Lines of data
○ ○ ○ ○ ○

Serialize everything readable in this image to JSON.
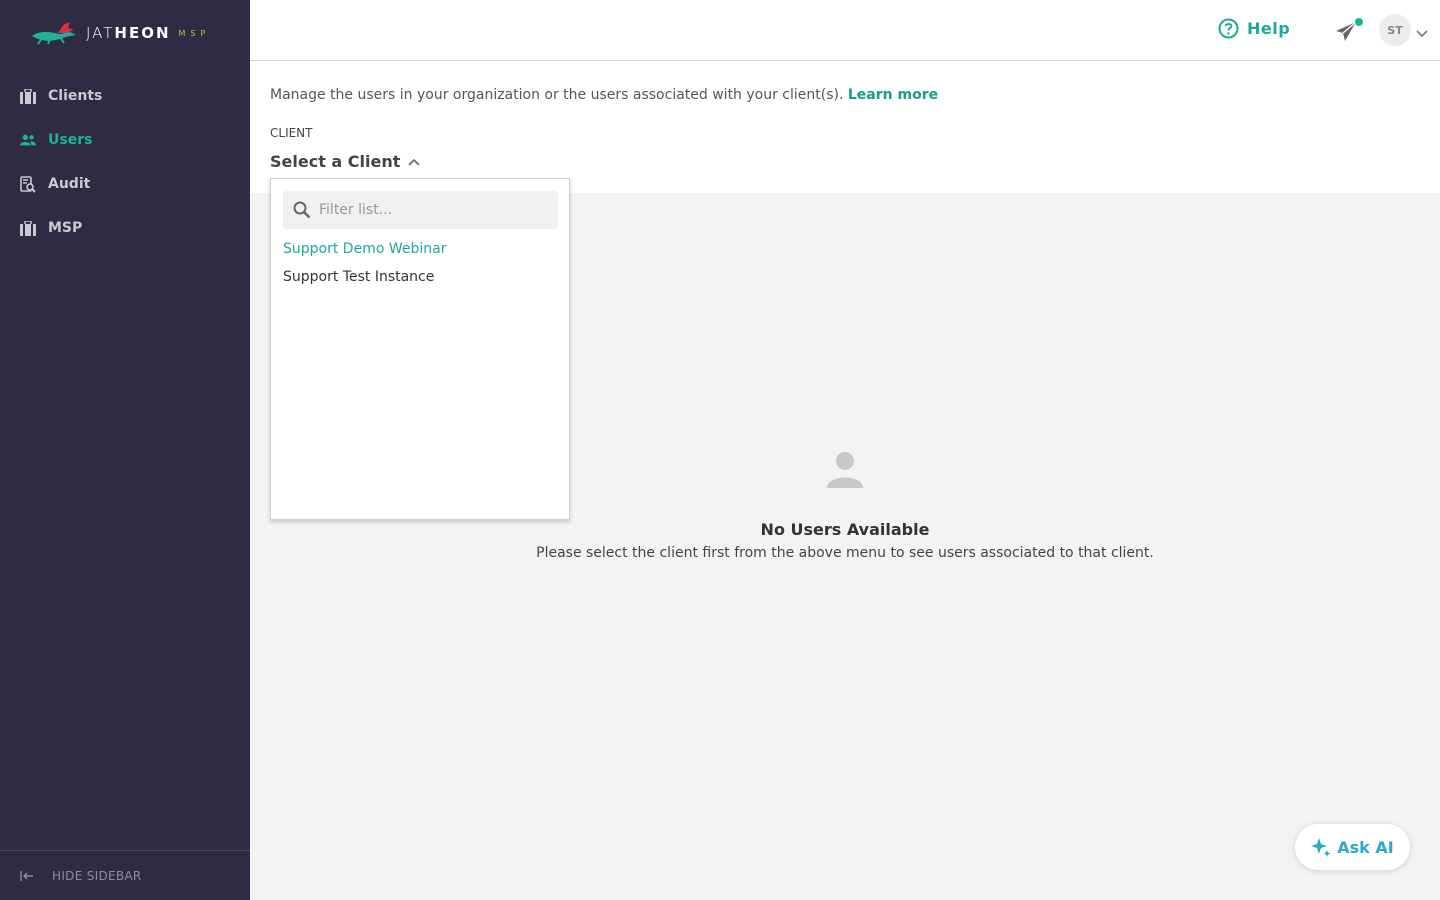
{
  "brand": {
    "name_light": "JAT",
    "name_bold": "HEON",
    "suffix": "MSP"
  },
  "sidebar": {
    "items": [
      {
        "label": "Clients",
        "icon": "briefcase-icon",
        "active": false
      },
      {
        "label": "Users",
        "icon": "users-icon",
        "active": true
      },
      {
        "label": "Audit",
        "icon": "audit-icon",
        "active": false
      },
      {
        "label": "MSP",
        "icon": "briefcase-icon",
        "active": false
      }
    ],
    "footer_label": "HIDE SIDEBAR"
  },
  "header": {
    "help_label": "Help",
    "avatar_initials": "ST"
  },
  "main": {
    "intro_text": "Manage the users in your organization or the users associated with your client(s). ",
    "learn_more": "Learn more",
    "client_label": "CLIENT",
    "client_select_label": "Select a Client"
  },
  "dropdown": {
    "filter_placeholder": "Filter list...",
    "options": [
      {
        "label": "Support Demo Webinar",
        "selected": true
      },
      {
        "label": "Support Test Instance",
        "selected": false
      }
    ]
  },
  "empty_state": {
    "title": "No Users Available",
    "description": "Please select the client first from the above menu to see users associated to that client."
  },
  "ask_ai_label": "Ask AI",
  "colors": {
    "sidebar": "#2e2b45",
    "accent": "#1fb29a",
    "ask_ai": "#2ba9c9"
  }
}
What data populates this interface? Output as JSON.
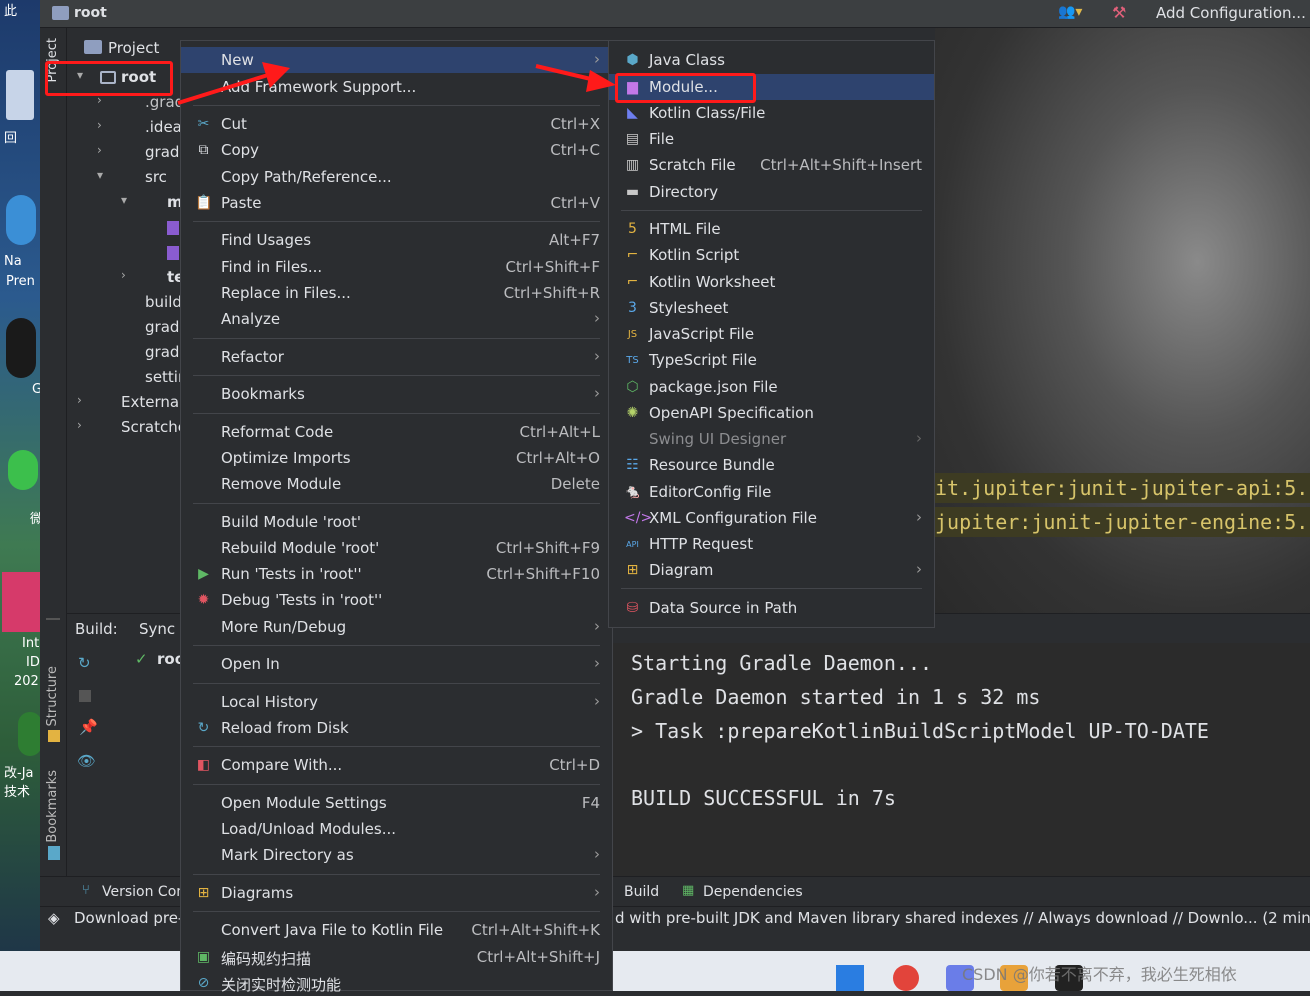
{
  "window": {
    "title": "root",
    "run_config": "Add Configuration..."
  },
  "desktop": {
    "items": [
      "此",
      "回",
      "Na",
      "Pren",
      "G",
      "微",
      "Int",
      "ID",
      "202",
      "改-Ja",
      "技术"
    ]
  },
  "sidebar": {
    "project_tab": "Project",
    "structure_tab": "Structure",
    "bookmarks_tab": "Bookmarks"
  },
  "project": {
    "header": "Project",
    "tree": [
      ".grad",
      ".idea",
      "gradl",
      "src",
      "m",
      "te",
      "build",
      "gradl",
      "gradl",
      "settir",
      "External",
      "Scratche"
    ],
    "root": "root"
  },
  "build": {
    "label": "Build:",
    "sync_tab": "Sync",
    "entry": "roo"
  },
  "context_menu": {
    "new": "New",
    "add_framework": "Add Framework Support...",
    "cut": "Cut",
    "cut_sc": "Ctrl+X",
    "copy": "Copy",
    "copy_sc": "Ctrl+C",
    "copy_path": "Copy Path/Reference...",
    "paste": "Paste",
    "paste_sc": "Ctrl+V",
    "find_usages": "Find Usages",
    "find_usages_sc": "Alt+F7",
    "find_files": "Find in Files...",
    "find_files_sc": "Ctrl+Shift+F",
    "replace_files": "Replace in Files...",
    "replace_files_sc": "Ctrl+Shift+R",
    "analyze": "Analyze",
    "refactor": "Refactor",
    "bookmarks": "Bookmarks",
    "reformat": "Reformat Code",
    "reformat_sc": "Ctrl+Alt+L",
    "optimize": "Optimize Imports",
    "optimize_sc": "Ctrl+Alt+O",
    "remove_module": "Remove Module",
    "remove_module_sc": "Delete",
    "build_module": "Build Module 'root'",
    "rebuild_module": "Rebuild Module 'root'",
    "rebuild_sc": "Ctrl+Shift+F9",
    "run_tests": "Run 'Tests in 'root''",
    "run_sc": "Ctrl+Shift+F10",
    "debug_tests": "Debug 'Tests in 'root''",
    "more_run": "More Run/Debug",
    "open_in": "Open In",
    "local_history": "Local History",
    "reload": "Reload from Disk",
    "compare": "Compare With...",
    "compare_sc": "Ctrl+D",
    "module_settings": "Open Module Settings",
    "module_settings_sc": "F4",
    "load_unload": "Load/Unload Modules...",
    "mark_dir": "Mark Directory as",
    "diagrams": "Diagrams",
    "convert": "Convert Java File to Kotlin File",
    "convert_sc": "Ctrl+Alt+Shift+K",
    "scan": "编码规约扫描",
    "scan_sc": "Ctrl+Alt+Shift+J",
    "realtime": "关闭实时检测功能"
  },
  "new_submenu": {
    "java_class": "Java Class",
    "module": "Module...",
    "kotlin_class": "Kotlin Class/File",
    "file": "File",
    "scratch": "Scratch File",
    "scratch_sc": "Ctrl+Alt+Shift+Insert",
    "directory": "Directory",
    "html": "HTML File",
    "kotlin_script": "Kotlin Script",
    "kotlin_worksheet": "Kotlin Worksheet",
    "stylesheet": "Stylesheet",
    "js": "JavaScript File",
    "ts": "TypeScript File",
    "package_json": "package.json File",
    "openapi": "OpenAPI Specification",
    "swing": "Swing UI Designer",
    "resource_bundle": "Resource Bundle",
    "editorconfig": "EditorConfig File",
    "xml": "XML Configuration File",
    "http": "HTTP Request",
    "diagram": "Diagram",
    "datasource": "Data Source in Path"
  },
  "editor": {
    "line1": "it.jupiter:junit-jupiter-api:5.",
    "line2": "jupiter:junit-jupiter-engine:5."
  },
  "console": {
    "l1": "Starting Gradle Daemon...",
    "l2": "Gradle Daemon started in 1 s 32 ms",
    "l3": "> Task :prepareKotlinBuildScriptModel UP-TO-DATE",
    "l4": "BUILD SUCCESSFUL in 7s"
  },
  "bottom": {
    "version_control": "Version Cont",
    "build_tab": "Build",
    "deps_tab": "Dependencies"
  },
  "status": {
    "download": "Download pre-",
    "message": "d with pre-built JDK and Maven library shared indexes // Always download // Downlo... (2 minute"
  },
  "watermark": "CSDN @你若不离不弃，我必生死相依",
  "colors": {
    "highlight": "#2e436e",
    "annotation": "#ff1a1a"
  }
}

○ ○ ○ ○ ○

● **Exercise brief**
Copy the records above exactly, leaving out every picture.

● **The completed task**
Serialize everything readable in this image to JSON.
{
  "brand": {
    "name_light": "JAT",
    "name_bold": "HEON",
    "suffix": "MSP"
  },
  "sidebar": {
    "items": [
      {
        "label": "Clients",
        "icon": "briefcase-icon",
        "active": false
      },
      {
        "label": "Users",
        "icon": "users-icon",
        "active": true
      },
      {
        "label": "Audit",
        "icon": "audit-icon",
        "active": false
      },
      {
        "label": "MSP",
        "icon": "briefcase-icon",
        "active": false
      }
    ],
    "footer_label": "HIDE SIDEBAR"
  },
  "header": {
    "help_label": "Help",
    "avatar_initials": "ST"
  },
  "main": {
    "intro_text": "Manage the users in your organization or the users associated with your client(s). ",
    "learn_more": "Learn more",
    "client_label": "CLIENT",
    "client_select_label": "Select a Client"
  },
  "dropdown": {
    "filter_placeholder": "Filter list...",
    "options": [
      {
        "label": "Support Demo Webinar",
        "selected": true
      },
      {
        "label": "Support Test Instance",
        "selected": false
      }
    ]
  },
  "empty_state": {
    "title": "No Users Available",
    "description": "Please select the client first from the above menu to see users associated to that client."
  },
  "ask_ai_label": "Ask AI",
  "colors": {
    "sidebar": "#2e2b45",
    "accent": "#1fb29a",
    "ask_ai": "#2ba9c9"
  }
}
What data populates this interface? Output as JSON.
{
  "window": {
    "title": "root",
    "run_config": "Add Configuration..."
  },
  "desktop": {
    "items": [
      "此",
      "回",
      "Na",
      "Pren",
      "G",
      "微",
      "Int",
      "ID",
      "202",
      "改-Ja",
      "技术"
    ]
  },
  "sidebar": {
    "project_tab": "Project",
    "structure_tab": "Structure",
    "bookmarks_tab": "Bookmarks"
  },
  "project": {
    "header": "Project",
    "tree": [
      ".grad",
      ".idea",
      "gradl",
      "src",
      "m",
      "te",
      "build",
      "gradl",
      "gradl",
      "settir",
      "External",
      "Scratche"
    ],
    "root": "root"
  },
  "build": {
    "label": "Build:",
    "sync_tab": "Sync",
    "entry": "roo"
  },
  "context_menu": {
    "new": "New",
    "add_framework": "Add Framework Support...",
    "cut": "Cut",
    "cut_sc": "Ctrl+X",
    "copy": "Copy",
    "copy_sc": "Ctrl+C",
    "copy_path": "Copy Path/Reference...",
    "paste": "Paste",
    "paste_sc": "Ctrl+V",
    "find_usages": "Find Usages",
    "find_usages_sc": "Alt+F7",
    "find_files": "Find in Files...",
    "find_files_sc": "Ctrl+Shift+F",
    "replace_files": "Replace in Files...",
    "replace_files_sc": "Ctrl+Shift+R",
    "analyze": "Analyze",
    "refactor": "Refactor",
    "bookmarks": "Bookmarks",
    "reformat": "Reformat Code",
    "reformat_sc": "Ctrl+Alt+L",
    "optimize": "Optimize Imports",
    "optimize_sc": "Ctrl+Alt+O",
    "remove_module": "Remove Module",
    "remove_module_sc": "Delete",
    "build_module": "Build Module 'root'",
    "rebuild_module": "Rebuild Module 'root'",
    "rebuild_sc": "Ctrl+Shift+F9",
    "run_tests": "Run 'Tests in 'root''",
    "run_sc": "Ctrl+Shift+F10",
    "debug_tests": "Debug 'Tests in 'root''",
    "more_run": "More Run/Debug",
    "open_in": "Open In",
    "local_history": "Local History",
    "reload": "Reload from Disk",
    "compare": "Compare With...",
    "compare_sc": "Ctrl+D",
    "module_settings": "Open Module Settings",
    "module_settings_sc": "F4",
    "load_unload": "Load/Unload Modules...",
    "mark_dir": "Mark Directory as",
    "diagrams": "Diagrams",
    "convert": "Convert Java File to Kotlin File",
    "convert_sc": "Ctrl+Alt+Shift+K",
    "scan": "编码规约扫描",
    "scan_sc": "Ctrl+Alt+Shift+J",
    "realtime": "关闭实时检测功能"
  },
  "new_submenu": {
    "java_class": "Java Class",
    "module": "Module...",
    "kotlin_class": "Kotlin Class/File",
    "file": "File",
    "scratch": "Scratch File",
    "scratch_sc": "Ctrl+Alt+Shift+Insert",
    "directory": "Directory",
    "html": "HTML File",
    "kotlin_script": "Kotlin Script",
    "kotlin_worksheet": "Kotlin Worksheet",
    "stylesheet": "Stylesheet",
    "js": "JavaScript File",
    "ts": "TypeScript File",
    "package_json": "package.json File",
    "openapi": "OpenAPI Specification",
    "swing": "Swing UI Designer",
    "resource_bundle": "Resource Bundle",
    "editorconfig": "EditorConfig File",
    "xml": "XML Configuration File",
    "http": "HTTP Request",
    "diagram": "Diagram",
    "datasource": "Data Source in Path"
  },
  "editor": {
    "line1": "it.jupiter:junit-jupiter-api:5.",
    "line2": "jupiter:junit-jupiter-engine:5."
  },
  "console": {
    "l1": "Starting Gradle Daemon...",
    "l2": "Gradle Daemon started in 1 s 32 ms",
    "l3": "> Task :prepareKotlinBuildScriptModel UP-TO-DATE",
    "l4": "BUILD SUCCESSFUL in 7s"
  },
  "bottom": {
    "version_control": "Version Cont",
    "build_tab": "Build",
    "deps_tab": "Dependencies"
  },
  "status": {
    "download": "Download pre-",
    "message": "d with pre-built JDK and Maven library shared indexes // Always download // Downlo... (2 minute"
  },
  "watermark": "CSDN @你若不离不弃，我必生死相依",
  "colors": {
    "highlight": "#2e436e",
    "annotation": "#ff1a1a"
  }
}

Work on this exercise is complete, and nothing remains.